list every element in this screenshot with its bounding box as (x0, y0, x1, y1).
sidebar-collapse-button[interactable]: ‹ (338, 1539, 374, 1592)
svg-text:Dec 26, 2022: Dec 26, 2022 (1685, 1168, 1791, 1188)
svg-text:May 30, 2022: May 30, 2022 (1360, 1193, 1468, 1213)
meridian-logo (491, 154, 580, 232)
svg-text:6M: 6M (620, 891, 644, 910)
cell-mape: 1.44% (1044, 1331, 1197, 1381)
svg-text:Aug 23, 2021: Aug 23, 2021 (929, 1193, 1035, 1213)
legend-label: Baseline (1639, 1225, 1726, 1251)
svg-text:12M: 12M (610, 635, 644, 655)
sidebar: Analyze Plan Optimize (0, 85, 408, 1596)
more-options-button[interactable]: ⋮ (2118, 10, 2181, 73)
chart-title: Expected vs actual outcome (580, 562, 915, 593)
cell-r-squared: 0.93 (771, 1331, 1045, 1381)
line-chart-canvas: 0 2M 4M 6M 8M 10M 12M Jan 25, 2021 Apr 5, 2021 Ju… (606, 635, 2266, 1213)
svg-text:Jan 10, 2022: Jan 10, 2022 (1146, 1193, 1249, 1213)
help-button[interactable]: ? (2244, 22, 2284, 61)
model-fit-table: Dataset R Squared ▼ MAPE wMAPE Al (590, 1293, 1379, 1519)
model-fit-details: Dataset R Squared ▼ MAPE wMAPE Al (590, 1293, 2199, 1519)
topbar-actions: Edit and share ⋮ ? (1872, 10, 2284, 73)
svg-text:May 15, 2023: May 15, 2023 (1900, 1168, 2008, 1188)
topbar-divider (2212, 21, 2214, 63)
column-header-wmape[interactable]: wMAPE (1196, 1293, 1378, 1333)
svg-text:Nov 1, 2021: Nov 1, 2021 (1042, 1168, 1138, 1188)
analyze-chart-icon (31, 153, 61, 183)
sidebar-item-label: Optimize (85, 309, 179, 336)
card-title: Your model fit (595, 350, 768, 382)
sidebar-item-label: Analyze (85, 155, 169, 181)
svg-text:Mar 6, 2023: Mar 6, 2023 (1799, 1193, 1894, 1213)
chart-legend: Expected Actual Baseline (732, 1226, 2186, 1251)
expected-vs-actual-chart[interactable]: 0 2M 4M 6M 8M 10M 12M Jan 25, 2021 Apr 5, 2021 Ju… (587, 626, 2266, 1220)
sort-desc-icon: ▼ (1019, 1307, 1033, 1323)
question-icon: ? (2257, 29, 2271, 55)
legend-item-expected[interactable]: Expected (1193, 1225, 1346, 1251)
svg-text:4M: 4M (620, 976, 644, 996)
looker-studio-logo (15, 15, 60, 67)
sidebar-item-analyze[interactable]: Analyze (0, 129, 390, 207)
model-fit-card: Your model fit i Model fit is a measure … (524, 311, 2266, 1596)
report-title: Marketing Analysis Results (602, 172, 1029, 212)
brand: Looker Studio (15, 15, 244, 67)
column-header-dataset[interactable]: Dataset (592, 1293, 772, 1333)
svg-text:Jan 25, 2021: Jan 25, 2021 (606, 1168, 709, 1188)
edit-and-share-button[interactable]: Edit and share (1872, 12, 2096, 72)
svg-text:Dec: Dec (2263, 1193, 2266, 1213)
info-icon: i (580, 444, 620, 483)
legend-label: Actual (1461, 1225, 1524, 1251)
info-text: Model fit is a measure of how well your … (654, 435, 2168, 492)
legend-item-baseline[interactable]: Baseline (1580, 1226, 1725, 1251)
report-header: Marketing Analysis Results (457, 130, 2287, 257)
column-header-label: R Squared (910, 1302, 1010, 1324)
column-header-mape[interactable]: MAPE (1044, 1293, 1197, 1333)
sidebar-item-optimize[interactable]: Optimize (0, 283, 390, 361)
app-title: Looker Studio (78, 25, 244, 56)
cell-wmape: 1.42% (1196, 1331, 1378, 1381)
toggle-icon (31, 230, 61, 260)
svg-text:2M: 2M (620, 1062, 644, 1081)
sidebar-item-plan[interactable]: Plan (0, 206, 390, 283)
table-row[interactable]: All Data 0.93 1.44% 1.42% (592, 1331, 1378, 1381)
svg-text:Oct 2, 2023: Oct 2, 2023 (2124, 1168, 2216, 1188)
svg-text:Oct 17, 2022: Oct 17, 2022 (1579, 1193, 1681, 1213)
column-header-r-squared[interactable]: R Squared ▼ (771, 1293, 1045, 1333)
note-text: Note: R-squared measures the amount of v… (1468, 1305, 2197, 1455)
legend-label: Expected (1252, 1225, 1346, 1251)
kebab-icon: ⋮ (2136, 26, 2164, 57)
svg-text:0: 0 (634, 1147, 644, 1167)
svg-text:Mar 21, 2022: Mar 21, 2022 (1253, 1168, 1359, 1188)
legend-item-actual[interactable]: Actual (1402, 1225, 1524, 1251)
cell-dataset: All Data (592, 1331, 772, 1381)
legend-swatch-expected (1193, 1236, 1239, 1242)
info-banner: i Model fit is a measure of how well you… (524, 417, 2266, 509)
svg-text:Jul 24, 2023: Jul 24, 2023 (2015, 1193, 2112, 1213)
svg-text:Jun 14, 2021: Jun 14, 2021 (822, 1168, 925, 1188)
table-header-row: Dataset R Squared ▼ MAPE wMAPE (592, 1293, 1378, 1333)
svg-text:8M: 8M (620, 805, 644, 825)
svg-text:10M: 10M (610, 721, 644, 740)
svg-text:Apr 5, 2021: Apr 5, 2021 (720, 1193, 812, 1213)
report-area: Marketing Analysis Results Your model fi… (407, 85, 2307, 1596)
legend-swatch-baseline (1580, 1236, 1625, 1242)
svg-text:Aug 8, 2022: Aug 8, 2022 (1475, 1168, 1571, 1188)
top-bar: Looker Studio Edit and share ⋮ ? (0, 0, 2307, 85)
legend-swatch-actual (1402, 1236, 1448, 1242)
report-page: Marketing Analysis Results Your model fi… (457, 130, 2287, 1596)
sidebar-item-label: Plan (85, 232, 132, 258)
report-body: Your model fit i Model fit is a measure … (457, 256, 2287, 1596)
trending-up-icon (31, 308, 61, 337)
- - -
◆ **STATED EXERCISE**
Reproduce every line of the listing above verbatim, in its original order.

◆ **OUTPUT**
list every element in this screenshot with its bounding box as (x0, y0, x1, y1).
sidebar-collapse-button[interactable]: ‹ (338, 1539, 374, 1592)
svg-text:Dec 26, 2022: Dec 26, 2022 (1685, 1168, 1791, 1188)
svg-text:May 30, 2022: May 30, 2022 (1360, 1193, 1468, 1213)
meridian-logo (491, 154, 580, 232)
svg-text:6M: 6M (620, 891, 644, 910)
cell-mape: 1.44% (1044, 1331, 1197, 1381)
svg-text:Aug 23, 2021: Aug 23, 2021 (929, 1193, 1035, 1213)
legend-label: Baseline (1639, 1225, 1726, 1251)
svg-text:12M: 12M (610, 635, 644, 655)
sidebar: Analyze Plan Optimize (0, 85, 408, 1596)
more-options-button[interactable]: ⋮ (2118, 10, 2181, 73)
chart-title: Expected vs actual outcome (580, 562, 915, 593)
cell-r-squared: 0.93 (771, 1331, 1045, 1381)
line-chart-canvas: 0 2M 4M 6M 8M 10M 12M Jan 25, 2021 Apr 5, 2021 Ju… (606, 635, 2266, 1213)
svg-text:Jan 10, 2022: Jan 10, 2022 (1146, 1193, 1249, 1213)
help-button[interactable]: ? (2244, 22, 2284, 61)
model-fit-table: Dataset R Squared ▼ MAPE wMAPE Al (590, 1293, 1379, 1519)
model-fit-details: Dataset R Squared ▼ MAPE wMAPE Al (590, 1293, 2199, 1519)
topbar-actions: Edit and share ⋮ ? (1872, 10, 2284, 73)
svg-text:May 15, 2023: May 15, 2023 (1900, 1168, 2008, 1188)
topbar-divider (2212, 21, 2214, 63)
column-header-wmape[interactable]: wMAPE (1196, 1293, 1378, 1333)
svg-text:Nov 1, 2021: Nov 1, 2021 (1042, 1168, 1138, 1188)
analyze-chart-icon (31, 153, 61, 183)
sidebar-item-label: Optimize (85, 309, 179, 336)
card-title: Your model fit (595, 350, 768, 382)
sidebar-item-label: Analyze (85, 155, 169, 181)
svg-text:Mar 6, 2023: Mar 6, 2023 (1799, 1193, 1894, 1213)
chart-legend: Expected Actual Baseline (732, 1226, 2186, 1251)
expected-vs-actual-chart[interactable]: 0 2M 4M 6M 8M 10M 12M Jan 25, 2021 Apr 5, 2021 Ju… (587, 626, 2266, 1220)
sort-desc-icon: ▼ (1019, 1307, 1033, 1323)
question-icon: ? (2257, 29, 2271, 55)
legend-item-expected[interactable]: Expected (1193, 1225, 1346, 1251)
svg-text:4M: 4M (620, 976, 644, 996)
looker-studio-logo (15, 15, 60, 67)
sidebar-item-analyze[interactable]: Analyze (0, 129, 390, 207)
model-fit-card: Your model fit i Model fit is a measure … (524, 311, 2266, 1596)
report-title: Marketing Analysis Results (602, 172, 1029, 212)
brand: Looker Studio (15, 15, 244, 67)
column-header-dataset[interactable]: Dataset (592, 1293, 772, 1333)
svg-text:Jan 25, 2021: Jan 25, 2021 (606, 1168, 709, 1188)
edit-and-share-button[interactable]: Edit and share (1872, 12, 2096, 72)
svg-text:Dec: Dec (2263, 1193, 2266, 1213)
info-icon: i (580, 444, 620, 483)
legend-label: Actual (1461, 1225, 1524, 1251)
info-text: Model fit is a measure of how well your … (654, 435, 2168, 492)
legend-item-baseline[interactable]: Baseline (1580, 1226, 1725, 1251)
report-header: Marketing Analysis Results (457, 130, 2287, 257)
column-header-label: R Squared (910, 1302, 1010, 1324)
column-header-mape[interactable]: MAPE (1044, 1293, 1197, 1333)
sidebar-item-optimize[interactable]: Optimize (0, 283, 390, 361)
app-title: Looker Studio (78, 25, 244, 56)
cell-wmape: 1.42% (1196, 1331, 1378, 1381)
toggle-icon (31, 230, 61, 260)
svg-text:2M: 2M (620, 1062, 644, 1081)
sidebar-item-plan[interactable]: Plan (0, 206, 390, 283)
table-row[interactable]: All Data 0.93 1.44% 1.42% (592, 1331, 1378, 1381)
svg-text:Oct 2, 2023: Oct 2, 2023 (2124, 1168, 2216, 1188)
svg-text:Oct 17, 2022: Oct 17, 2022 (1579, 1193, 1681, 1213)
column-header-r-squared[interactable]: R Squared ▼ (771, 1293, 1045, 1333)
note-text: Note: R-squared measures the amount of v… (1468, 1305, 2197, 1455)
legend-label: Expected (1252, 1225, 1346, 1251)
kebab-icon: ⋮ (2136, 26, 2164, 57)
svg-text:0: 0 (634, 1147, 644, 1167)
svg-text:Mar 21, 2022: Mar 21, 2022 (1253, 1168, 1359, 1188)
legend-item-actual[interactable]: Actual (1402, 1225, 1524, 1251)
cell-dataset: All Data (592, 1331, 772, 1381)
legend-swatch-expected (1193, 1236, 1239, 1242)
info-banner: i Model fit is a measure of how well you… (524, 417, 2266, 509)
svg-text:Jul 24, 2023: Jul 24, 2023 (2015, 1193, 2112, 1213)
svg-text:Jun 14, 2021: Jun 14, 2021 (822, 1168, 925, 1188)
table-header-row: Dataset R Squared ▼ MAPE wMAPE (592, 1293, 1378, 1333)
svg-text:8M: 8M (620, 805, 644, 825)
svg-text:10M: 10M (610, 721, 644, 740)
svg-text:Apr 5, 2021: Apr 5, 2021 (720, 1193, 812, 1213)
report-area: Marketing Analysis Results Your model fi… (407, 85, 2307, 1596)
legend-swatch-baseline (1580, 1236, 1625, 1242)
svg-text:Aug 8, 2022: Aug 8, 2022 (1475, 1168, 1571, 1188)
top-bar: Looker Studio Edit and share ⋮ ? (0, 0, 2307, 85)
legend-swatch-actual (1402, 1236, 1448, 1242)
report-page: Marketing Analysis Results Your model fi… (457, 130, 2287, 1596)
sidebar-item-label: Plan (85, 232, 132, 258)
report-body: Your model fit i Model fit is a measure … (457, 256, 2287, 1596)
trending-up-icon (31, 308, 61, 337)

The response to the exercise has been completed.